WRITTEN TASK
List each line in which the string "mcalpha" appears.

MATERIAL SUPPLIED
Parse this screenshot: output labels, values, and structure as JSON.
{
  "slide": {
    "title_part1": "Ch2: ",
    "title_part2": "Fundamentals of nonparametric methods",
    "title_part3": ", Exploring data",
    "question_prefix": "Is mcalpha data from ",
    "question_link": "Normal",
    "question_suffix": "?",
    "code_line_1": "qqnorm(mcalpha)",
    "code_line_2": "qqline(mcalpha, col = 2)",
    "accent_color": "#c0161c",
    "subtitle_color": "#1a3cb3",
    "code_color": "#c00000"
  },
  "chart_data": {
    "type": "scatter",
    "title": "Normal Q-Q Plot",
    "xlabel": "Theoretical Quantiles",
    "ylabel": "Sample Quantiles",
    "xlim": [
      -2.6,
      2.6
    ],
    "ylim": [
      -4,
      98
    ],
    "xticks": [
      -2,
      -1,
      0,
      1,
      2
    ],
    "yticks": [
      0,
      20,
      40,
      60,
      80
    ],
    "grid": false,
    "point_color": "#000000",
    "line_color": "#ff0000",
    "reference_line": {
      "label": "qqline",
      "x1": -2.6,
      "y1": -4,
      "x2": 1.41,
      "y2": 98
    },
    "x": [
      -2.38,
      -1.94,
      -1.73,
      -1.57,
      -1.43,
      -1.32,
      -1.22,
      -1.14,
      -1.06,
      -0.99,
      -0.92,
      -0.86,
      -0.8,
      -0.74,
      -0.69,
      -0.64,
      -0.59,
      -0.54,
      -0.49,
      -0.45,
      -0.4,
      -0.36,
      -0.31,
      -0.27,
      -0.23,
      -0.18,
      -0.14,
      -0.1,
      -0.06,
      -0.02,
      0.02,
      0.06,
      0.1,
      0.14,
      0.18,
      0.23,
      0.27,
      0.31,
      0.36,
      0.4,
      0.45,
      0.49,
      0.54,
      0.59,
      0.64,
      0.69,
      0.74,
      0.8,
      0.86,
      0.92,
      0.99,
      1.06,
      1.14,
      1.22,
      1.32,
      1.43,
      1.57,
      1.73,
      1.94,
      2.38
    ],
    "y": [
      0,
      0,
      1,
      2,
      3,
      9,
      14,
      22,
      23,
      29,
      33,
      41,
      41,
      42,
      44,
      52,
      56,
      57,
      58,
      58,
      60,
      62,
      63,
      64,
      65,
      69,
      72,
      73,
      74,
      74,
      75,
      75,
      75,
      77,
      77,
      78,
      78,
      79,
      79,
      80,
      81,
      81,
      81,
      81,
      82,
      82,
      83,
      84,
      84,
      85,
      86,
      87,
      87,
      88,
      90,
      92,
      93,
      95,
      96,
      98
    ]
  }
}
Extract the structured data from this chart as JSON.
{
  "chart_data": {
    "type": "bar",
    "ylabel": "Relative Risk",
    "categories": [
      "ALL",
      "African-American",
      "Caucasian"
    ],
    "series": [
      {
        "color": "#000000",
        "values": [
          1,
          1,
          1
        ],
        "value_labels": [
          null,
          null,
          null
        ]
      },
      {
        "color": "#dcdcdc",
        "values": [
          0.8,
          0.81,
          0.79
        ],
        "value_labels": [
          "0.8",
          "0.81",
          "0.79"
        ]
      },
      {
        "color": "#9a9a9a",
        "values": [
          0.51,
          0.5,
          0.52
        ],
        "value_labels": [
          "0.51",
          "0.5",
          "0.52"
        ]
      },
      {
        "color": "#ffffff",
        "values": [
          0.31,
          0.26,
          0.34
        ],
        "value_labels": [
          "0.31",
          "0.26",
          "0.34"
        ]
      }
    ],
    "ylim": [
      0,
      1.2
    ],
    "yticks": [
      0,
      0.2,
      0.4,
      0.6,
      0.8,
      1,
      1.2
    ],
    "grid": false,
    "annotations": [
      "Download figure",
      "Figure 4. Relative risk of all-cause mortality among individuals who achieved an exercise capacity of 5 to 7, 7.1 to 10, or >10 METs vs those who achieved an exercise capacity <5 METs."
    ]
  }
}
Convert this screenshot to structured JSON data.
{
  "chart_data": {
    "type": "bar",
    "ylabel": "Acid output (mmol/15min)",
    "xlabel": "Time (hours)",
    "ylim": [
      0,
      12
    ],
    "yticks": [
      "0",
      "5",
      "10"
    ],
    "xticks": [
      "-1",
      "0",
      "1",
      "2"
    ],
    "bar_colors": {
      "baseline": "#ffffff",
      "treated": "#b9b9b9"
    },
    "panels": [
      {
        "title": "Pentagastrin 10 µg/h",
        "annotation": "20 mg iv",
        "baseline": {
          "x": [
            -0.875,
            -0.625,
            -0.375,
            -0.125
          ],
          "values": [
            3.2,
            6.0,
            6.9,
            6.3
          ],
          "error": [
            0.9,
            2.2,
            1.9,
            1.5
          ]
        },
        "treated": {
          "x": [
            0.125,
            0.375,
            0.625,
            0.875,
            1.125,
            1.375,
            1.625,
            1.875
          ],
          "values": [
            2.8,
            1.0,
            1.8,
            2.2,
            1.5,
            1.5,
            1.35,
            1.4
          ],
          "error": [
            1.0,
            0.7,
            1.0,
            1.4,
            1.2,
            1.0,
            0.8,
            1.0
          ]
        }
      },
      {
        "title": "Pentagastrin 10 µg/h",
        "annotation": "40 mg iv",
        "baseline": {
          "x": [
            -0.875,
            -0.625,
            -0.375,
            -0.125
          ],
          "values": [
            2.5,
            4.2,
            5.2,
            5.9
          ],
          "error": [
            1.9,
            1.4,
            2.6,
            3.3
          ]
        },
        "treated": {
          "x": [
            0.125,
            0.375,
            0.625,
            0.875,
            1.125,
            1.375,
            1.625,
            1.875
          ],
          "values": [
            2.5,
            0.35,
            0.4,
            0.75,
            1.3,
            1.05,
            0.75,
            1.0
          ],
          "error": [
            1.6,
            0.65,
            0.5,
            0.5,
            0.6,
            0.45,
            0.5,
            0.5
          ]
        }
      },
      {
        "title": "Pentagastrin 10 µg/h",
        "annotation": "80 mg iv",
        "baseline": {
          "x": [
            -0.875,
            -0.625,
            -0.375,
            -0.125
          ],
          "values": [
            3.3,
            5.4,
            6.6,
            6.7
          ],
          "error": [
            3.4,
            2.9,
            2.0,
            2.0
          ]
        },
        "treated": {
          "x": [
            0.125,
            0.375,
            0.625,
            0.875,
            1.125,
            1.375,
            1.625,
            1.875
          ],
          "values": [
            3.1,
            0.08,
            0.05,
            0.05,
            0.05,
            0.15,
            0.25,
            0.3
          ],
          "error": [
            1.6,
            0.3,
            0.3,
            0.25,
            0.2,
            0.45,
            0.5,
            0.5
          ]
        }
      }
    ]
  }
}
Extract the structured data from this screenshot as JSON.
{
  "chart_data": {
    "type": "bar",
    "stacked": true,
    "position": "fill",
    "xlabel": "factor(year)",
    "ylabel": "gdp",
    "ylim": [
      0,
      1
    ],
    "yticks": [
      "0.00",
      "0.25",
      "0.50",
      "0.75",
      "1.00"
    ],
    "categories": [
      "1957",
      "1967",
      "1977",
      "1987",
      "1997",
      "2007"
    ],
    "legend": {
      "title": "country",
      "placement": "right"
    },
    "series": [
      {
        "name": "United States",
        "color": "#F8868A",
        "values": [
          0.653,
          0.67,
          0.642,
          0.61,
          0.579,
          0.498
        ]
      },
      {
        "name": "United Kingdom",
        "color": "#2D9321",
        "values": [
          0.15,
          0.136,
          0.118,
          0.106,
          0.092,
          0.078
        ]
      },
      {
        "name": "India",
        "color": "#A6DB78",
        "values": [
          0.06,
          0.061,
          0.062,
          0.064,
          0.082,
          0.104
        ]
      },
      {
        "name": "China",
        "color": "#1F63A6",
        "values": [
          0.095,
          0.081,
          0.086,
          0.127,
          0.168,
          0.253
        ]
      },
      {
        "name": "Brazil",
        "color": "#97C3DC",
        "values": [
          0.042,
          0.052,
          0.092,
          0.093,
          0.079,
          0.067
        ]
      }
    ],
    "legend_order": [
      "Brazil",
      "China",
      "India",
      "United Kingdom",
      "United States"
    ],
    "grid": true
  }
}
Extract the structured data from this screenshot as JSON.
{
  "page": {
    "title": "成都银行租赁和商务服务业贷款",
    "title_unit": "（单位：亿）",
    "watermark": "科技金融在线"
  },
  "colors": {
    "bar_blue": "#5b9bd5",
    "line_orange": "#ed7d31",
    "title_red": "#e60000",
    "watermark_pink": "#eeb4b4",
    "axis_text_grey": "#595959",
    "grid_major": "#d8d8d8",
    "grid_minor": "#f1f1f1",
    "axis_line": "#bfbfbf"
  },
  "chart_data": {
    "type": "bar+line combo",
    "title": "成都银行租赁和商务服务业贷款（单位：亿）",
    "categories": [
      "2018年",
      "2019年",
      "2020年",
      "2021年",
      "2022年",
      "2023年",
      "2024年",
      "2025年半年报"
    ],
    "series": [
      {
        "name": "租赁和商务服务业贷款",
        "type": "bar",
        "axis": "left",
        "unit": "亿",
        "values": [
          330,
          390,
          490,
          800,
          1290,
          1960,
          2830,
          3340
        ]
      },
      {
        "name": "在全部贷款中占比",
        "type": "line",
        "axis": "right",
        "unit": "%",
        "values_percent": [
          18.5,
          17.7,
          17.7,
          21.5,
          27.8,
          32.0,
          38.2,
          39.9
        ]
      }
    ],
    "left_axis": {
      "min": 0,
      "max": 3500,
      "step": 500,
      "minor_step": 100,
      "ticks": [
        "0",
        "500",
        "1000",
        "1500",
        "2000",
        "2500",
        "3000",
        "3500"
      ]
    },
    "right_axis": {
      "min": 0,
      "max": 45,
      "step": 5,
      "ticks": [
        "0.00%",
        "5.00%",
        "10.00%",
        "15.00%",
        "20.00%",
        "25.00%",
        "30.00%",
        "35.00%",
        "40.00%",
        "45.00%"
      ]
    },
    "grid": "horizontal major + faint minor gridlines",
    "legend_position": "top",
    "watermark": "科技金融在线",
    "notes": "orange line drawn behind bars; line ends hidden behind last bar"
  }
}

ANSWER TO THE PROBLEM
    "question_prefix": "Is mcalpha data from ",
    "code_line_1": "qqnorm(mcalpha)",
    "code_line_2": "qqline(mcalpha, col = 2)",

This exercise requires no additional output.